═══ DATASET CONTENT ═══
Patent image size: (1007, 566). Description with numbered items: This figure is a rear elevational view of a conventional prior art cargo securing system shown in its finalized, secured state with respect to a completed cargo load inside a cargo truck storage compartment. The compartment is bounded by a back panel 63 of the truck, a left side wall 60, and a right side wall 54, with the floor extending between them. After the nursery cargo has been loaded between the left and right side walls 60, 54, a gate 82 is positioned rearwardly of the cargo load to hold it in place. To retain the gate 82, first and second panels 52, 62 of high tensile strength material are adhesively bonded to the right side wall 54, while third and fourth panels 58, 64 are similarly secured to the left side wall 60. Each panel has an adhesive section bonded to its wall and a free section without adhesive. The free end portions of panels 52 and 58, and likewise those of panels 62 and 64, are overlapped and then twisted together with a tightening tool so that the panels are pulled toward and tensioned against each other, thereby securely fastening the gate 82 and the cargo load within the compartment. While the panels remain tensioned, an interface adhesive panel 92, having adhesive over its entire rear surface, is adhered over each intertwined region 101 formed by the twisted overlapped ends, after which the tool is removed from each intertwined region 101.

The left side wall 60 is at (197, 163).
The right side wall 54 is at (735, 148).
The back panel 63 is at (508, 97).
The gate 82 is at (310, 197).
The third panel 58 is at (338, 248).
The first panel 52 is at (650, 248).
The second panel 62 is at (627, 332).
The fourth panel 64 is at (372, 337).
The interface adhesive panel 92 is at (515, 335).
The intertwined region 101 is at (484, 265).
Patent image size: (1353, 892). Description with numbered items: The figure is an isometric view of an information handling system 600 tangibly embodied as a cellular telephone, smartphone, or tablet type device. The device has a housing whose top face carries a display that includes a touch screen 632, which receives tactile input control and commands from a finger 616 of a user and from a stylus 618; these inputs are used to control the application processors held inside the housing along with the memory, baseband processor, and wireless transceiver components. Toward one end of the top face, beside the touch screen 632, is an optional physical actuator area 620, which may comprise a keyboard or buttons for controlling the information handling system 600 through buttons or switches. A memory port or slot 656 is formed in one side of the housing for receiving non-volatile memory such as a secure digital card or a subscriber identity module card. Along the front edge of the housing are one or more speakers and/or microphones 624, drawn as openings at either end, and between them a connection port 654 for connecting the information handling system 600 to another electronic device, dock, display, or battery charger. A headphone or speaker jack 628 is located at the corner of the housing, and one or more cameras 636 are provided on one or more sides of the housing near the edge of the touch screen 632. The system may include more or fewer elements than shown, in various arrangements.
═══
(THE EXERCISE) Quote the whole listing above word for word, from the first line to the last.

(EXERCISE OUTPUT)
Patent image size: (1007, 566). Description with numbered items: This figure is a rear elevational view of a conventional prior art cargo securing system shown in its finalized, secured state with respect to a completed cargo load inside a cargo truck storage compartment. The compartment is bounded by a back panel 63 of the truck, a left side wall 60, and a right side wall 54, with the floor extending between them. After the nursery cargo has been loaded between the left and right side walls 60, 54, a gate 82 is positioned rearwardly of the cargo load to hold it in place. To retain the gate 82, first and second panels 52, 62 of high tensile strength material are adhesively bonded to the right side wall 54, while third and fourth panels 58, 64 are similarly secured to the left side wall 60. Each panel has an adhesive section bonded to its wall and a free section without adhesive. The free end portions of panels 52 and 58, and likewise those of panels 62 and 64, are overlapped and then twisted together with a tightening tool so that the panels are pulled toward and tensioned against each other, thereby securely fastening the gate 82 and the cargo load within the compartment. While the panels remain tensioned, an interface adhesive panel 92, having adhesive over its entire rear surface, is adhered over each intertwined region 101 formed by the twisted overlapped ends, after which the tool is removed from each intertwined region 101.

The left side wall 60 is at (197, 163).
The right side wall 54 is at (735, 148).
The back panel 63 is at (508, 97).
The gate 82 is at (310, 197).
The third panel 58 is at (338, 248).
The first panel 52 is at (650, 248).
The second panel 62 is at (627, 332).
The fourth panel 64 is at (372, 337).
The interface adhesive panel 92 is at (515, 335).
The intertwined region 101 is at (484, 265).
Patent image size: (1353, 892). Description with numbered items: The figure is an isometric view of an information handling system 600 tangibly embodied as a cellular telephone, smartphone, or tablet type device. The device has a housing whose top face carries a display that includes a touch screen 632, which receives tactile input control and commands from a finger 616 of a user and from a stylus 618; these inputs are used to control the application processors held inside the housing along with the memory, baseband processor, and wireless transceiver components. Toward one end of the top face, beside the touch screen 632, is an optional physical actuator area 620, which may comprise a keyboard or buttons for controlling the information handling system 600 through buttons or switches. A memory port or slot 656 is formed in one side of the housing for receiving non-volatile memory such as a secure digital card or a subscriber identity module card. Along the front edge of the housing are one or more speakers and/or microphones 624, drawn as openings at either end, and between them a connection port 654 for connecting the information handling system 600 to another electronic device, dock, display, or battery charger. A headphone or speaker jack 628 is located at the corner of the housing, and one or more cameras 636 are provided on one or more sides of the housing near the edge of the touch screen 632. The system may include more or fewer elements than shown, in various arrangements.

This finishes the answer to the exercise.